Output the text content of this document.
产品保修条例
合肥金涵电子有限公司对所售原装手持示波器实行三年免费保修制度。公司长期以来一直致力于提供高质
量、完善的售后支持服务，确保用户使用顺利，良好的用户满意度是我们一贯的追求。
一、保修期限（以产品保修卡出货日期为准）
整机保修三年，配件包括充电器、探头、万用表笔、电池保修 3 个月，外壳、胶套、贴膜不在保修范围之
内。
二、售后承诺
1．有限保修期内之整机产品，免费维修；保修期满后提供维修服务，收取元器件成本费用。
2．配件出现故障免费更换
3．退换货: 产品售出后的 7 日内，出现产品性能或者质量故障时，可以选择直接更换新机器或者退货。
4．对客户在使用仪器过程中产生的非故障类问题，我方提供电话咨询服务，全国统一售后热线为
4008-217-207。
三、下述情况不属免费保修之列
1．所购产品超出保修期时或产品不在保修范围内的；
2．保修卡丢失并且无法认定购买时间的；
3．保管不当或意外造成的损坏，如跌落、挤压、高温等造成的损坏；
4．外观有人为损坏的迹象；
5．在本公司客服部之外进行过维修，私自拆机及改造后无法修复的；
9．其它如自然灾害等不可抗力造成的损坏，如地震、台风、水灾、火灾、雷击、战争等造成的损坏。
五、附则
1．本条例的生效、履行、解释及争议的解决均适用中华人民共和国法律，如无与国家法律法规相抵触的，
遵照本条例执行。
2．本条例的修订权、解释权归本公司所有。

━━━━━━━━━━━━━━━━━━━━━━━━━━━━━━

● Aim
Extract the complete listing above, reproducing each line exactly.

● Output for this task
Output the text content of this document.
产品保修条例
合肥金涵电子有限公司对所售原装手持示波器实行三年免费保修制度。公司长期以来一直致力于提供高质
量、完善的售后支持服务，确保用户使用顺利，良好的用户满意度是我们一贯的追求。
一、保修期限（以产品保修卡出货日期为准）
整机保修三年，配件包括充电器、探头、万用表笔、电池保修 3 个月，外壳、胶套、贴膜不在保修范围之
内。
二、售后承诺
1．有限保修期内之整机产品，免费维修；保修期满后提供维修服务，收取元器件成本费用。
2．配件出现故障免费更换
3．退换货: 产品售出后的 7 日内，出现产品性能或者质量故障时，可以选择直接更换新机器或者退货。
4．对客户在使用仪器过程中产生的非故障类问题，我方提供电话咨询服务，全国统一售后热线为
4008-217-207。
三、下述情况不属免费保修之列
1．所购产品超出保修期时或产品不在保修范围内的；
2．保修卡丢失并且无法认定购买时间的；
3．保管不当或意外造成的损坏，如跌落、挤压、高温等造成的损坏；
4．外观有人为损坏的迹象；
5．在本公司客服部之外进行过维修，私自拆机及改造后无法修复的；
9．其它如自然灾害等不可抗力造成的损坏，如地震、台风、水灾、火灾、雷击、战争等造成的损坏。
五、附则
1．本条例的生效、履行、解释及争议的解决均适用中华人民共和国法律，如无与国家法律法规相抵触的，
遵照本条例执行。
2．本条例的修订权、解释权归本公司所有。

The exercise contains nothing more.